*TASK DIRECTIONS*: How many lines in these records hold the string "Light"? Reply with the number alone.

+ + + + + + +

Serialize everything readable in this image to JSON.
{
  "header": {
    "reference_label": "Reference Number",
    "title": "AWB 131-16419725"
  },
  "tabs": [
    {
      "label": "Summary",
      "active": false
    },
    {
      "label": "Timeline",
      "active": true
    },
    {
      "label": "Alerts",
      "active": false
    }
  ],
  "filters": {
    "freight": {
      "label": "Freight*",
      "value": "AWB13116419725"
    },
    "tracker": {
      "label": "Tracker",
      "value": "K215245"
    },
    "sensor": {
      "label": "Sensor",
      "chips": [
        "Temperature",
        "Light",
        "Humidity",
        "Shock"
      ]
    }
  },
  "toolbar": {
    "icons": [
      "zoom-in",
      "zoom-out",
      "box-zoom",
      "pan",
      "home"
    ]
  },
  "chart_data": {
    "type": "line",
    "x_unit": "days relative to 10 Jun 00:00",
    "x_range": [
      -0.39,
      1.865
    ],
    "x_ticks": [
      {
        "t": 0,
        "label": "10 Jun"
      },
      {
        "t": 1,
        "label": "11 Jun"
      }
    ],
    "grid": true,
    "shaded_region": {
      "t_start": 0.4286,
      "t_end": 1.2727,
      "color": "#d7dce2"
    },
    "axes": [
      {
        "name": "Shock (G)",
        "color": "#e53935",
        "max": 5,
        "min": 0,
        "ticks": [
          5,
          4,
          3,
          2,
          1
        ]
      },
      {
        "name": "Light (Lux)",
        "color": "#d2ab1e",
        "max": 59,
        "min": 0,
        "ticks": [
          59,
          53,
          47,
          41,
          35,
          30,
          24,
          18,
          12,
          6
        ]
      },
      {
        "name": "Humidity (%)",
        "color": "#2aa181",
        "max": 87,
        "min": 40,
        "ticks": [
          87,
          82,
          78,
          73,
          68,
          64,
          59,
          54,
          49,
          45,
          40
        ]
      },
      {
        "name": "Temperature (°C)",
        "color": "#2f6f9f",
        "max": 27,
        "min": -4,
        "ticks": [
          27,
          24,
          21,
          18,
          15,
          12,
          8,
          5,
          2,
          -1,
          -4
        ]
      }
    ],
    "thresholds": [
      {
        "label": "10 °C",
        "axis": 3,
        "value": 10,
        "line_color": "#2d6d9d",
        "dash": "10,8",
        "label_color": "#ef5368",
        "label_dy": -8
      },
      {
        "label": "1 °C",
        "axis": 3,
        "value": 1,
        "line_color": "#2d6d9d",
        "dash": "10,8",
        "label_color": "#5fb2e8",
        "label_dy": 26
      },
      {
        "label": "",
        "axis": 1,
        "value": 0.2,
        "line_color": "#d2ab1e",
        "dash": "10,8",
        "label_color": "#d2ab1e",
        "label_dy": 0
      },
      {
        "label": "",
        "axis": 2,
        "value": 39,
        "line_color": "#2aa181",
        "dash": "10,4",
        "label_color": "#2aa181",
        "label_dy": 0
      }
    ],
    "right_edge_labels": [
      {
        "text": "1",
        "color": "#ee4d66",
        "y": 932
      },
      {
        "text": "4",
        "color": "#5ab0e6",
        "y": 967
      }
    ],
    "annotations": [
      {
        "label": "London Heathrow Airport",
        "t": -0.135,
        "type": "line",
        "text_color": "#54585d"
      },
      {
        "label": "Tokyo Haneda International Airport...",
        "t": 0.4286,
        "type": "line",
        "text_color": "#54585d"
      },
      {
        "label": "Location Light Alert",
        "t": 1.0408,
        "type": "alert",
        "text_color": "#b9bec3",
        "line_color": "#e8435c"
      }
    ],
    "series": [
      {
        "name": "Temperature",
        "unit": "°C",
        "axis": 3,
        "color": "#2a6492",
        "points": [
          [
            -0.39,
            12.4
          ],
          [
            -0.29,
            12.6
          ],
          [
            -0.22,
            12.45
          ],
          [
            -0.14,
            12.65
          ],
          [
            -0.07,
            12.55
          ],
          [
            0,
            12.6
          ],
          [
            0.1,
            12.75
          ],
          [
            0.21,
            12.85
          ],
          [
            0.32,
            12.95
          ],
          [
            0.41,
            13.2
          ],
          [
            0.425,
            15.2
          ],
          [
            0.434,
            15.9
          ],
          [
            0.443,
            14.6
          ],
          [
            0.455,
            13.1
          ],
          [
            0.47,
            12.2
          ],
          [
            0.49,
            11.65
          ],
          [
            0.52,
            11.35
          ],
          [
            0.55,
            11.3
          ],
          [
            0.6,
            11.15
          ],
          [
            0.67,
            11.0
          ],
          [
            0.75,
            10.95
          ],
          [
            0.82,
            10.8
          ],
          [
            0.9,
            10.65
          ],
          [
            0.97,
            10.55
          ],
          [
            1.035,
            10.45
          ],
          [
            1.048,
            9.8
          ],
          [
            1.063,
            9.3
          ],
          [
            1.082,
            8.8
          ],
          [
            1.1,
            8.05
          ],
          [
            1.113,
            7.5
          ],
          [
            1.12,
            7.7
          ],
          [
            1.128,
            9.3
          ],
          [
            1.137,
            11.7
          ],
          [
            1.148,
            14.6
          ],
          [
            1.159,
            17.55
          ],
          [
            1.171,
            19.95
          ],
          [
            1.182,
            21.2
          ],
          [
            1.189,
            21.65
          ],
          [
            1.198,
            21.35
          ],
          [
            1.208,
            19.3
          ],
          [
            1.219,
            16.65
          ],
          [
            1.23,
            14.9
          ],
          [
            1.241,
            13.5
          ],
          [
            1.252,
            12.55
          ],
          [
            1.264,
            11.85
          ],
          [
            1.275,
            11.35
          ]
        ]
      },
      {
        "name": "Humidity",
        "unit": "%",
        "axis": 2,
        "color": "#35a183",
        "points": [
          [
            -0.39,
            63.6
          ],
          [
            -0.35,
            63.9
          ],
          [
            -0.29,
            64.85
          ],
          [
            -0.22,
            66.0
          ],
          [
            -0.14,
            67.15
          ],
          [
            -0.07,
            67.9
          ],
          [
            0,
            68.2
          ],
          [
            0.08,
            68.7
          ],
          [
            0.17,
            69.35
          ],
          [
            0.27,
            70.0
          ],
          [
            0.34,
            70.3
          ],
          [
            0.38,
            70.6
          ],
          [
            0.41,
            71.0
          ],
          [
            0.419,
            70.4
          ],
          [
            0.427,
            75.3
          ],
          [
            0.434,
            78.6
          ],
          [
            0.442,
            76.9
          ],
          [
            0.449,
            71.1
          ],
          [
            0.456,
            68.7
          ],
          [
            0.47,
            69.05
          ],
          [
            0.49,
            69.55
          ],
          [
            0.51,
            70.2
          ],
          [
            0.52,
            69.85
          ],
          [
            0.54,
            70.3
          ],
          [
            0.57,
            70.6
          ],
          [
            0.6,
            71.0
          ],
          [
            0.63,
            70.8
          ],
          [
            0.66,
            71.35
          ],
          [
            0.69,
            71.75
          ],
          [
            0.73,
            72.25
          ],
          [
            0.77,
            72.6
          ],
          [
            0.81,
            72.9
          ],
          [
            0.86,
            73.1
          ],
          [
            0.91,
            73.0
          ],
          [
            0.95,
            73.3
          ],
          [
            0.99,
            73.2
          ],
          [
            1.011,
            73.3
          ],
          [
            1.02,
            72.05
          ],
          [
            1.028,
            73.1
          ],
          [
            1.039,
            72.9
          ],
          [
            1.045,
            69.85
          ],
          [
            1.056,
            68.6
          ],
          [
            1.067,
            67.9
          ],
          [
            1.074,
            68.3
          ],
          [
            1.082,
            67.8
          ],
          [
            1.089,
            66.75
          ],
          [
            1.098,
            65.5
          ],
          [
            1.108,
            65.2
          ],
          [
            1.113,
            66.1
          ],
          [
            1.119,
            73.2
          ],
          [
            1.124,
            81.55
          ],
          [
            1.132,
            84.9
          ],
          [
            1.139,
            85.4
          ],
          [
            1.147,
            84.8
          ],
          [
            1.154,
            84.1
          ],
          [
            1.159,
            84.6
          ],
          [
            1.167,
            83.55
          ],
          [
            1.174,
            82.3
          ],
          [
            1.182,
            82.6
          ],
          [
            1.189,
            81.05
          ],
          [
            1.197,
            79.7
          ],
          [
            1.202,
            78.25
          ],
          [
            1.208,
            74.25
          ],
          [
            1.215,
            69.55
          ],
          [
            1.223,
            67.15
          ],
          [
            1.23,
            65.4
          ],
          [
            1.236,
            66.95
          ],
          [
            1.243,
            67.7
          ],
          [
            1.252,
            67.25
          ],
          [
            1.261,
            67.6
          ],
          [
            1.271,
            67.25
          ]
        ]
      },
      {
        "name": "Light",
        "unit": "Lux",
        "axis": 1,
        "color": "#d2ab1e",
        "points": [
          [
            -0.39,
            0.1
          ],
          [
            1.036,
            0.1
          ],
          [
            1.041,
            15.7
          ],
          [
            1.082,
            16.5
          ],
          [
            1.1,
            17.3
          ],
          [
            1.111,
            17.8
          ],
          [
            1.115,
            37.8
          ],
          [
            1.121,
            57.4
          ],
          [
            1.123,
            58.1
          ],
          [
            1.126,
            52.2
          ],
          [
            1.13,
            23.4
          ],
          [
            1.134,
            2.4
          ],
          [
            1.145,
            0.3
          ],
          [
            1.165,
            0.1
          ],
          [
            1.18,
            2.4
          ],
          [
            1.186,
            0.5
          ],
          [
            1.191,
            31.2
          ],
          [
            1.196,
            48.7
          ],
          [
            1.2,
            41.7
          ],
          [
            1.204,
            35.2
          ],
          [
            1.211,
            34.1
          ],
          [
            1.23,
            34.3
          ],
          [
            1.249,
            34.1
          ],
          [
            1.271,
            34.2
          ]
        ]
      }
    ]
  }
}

+ + + + + + +

*WRITTEN SOLUTION*: 4